-------- Data provided
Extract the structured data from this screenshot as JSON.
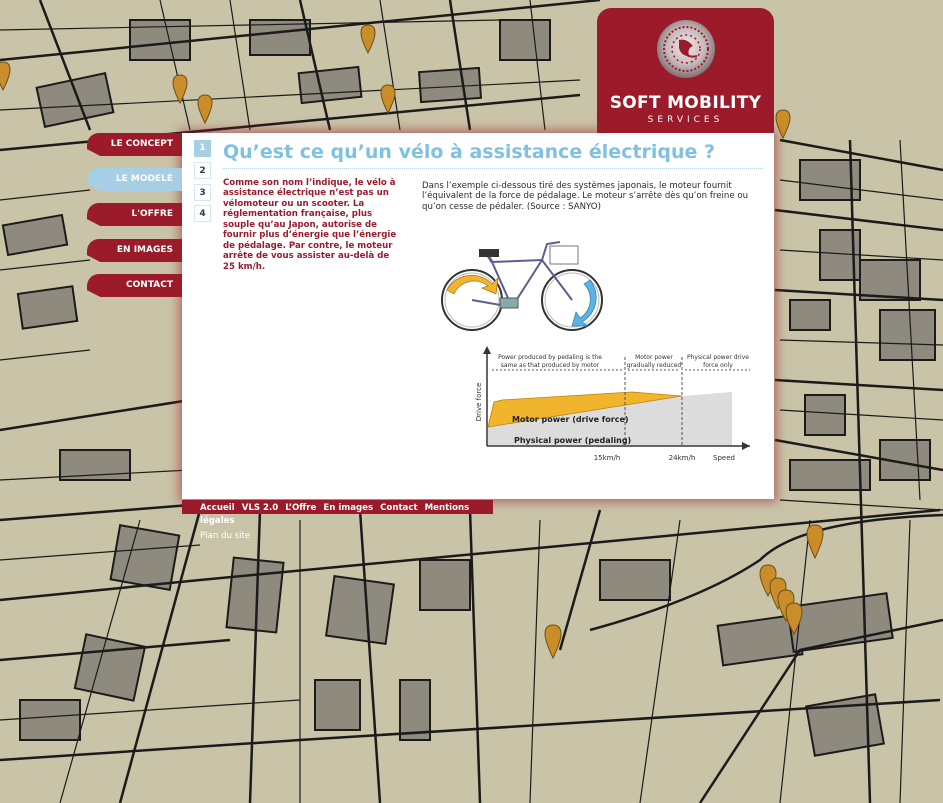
{
  "brand": {
    "name": "SOFT MOBILITY",
    "tagline": "SERVICES"
  },
  "nav": [
    {
      "label": "LE CONCEPT",
      "active": false
    },
    {
      "label": "LE MODELE",
      "active": true
    },
    {
      "label": "L'OFFRE",
      "active": false
    },
    {
      "label": "EN IMAGES",
      "active": false
    },
    {
      "label": "CONTACT",
      "active": false
    }
  ],
  "steps": [
    "1",
    "2",
    "3",
    "4"
  ],
  "page": {
    "title": "Qu’est ce qu’un vélo à assistance électrique ?",
    "intro": "Comme son nom l’indique, le vélo à assistance électrique n’est pas un vélomoteur ou un scooter. La réglementation française, plus souple qu’au Japon, autorise de fournir plus d’énergie que l’énergie de pédalage. Par contre, le moteur arrête de vous assister au-delà de 25 km/h.",
    "description": "Dans l’exemple ci-dessous tiré des systèmes japonais, le moteur fournit l’équivalent de la force de pédalage. Le moteur s’arrête dès qu’on freine ou qu’on cesse de pédaler. (Source : SANYO)"
  },
  "diagram": {
    "ylabel": "Drive force",
    "annotations": [
      "Power produced by pedaling is the",
      "same as that produced by motor",
      "Motor power",
      "gradually reduced",
      "Physical power drive",
      "force only"
    ],
    "motor_label": "Motor power (drive force)",
    "physical_label": "Physical power (pedaling)",
    "ticks": [
      "15km/h",
      "24km/h",
      "Speed"
    ]
  },
  "footer": {
    "links": [
      "Accueil",
      "VLS 2.0",
      "L’Offre",
      "En images",
      "Contact",
      "Mentions légales"
    ],
    "plan": "Plan du site"
  },
  "colors": {
    "brand": "#9b1b2a",
    "accent": "#a6cfe6",
    "title": "#7fc1e3",
    "map": "#c9c4a8"
  }
}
----------------
__Requirement__: Write out the listing word for word, omitting the pictures it holds.

__Completed exercise__:
Extract the structured data from this screenshot as JSON.
{
  "brand": {
    "name": "SOFT MOBILITY",
    "tagline": "SERVICES"
  },
  "nav": [
    {
      "label": "LE CONCEPT",
      "active": false
    },
    {
      "label": "LE MODELE",
      "active": true
    },
    {
      "label": "L'OFFRE",
      "active": false
    },
    {
      "label": "EN IMAGES",
      "active": false
    },
    {
      "label": "CONTACT",
      "active": false
    }
  ],
  "steps": [
    "1",
    "2",
    "3",
    "4"
  ],
  "page": {
    "title": "Qu’est ce qu’un vélo à assistance électrique ?",
    "intro": "Comme son nom l’indique, le vélo à assistance électrique n’est pas un vélomoteur ou un scooter. La réglementation française, plus souple qu’au Japon, autorise de fournir plus d’énergie que l’énergie de pédalage. Par contre, le moteur arrête de vous assister au-delà de 25 km/h.",
    "description": "Dans l’exemple ci-dessous tiré des systèmes japonais, le moteur fournit l’équivalent de la force de pédalage. Le moteur s’arrête dès qu’on freine ou qu’on cesse de pédaler. (Source : SANYO)"
  },
  "diagram": {
    "ylabel": "Drive force",
    "annotations": [
      "Power produced by pedaling is the",
      "same as that produced by motor",
      "Motor power",
      "gradually reduced",
      "Physical power drive",
      "force only"
    ],
    "motor_label": "Motor power (drive force)",
    "physical_label": "Physical power (pedaling)",
    "ticks": [
      "15km/h",
      "24km/h",
      "Speed"
    ]
  },
  "footer": {
    "links": [
      "Accueil",
      "VLS 2.0",
      "L’Offre",
      "En images",
      "Contact",
      "Mentions légales"
    ],
    "plan": "Plan du site"
  },
  "colors": {
    "brand": "#9b1b2a",
    "accent": "#a6cfe6",
    "title": "#7fc1e3",
    "map": "#c9c4a8"
  }
}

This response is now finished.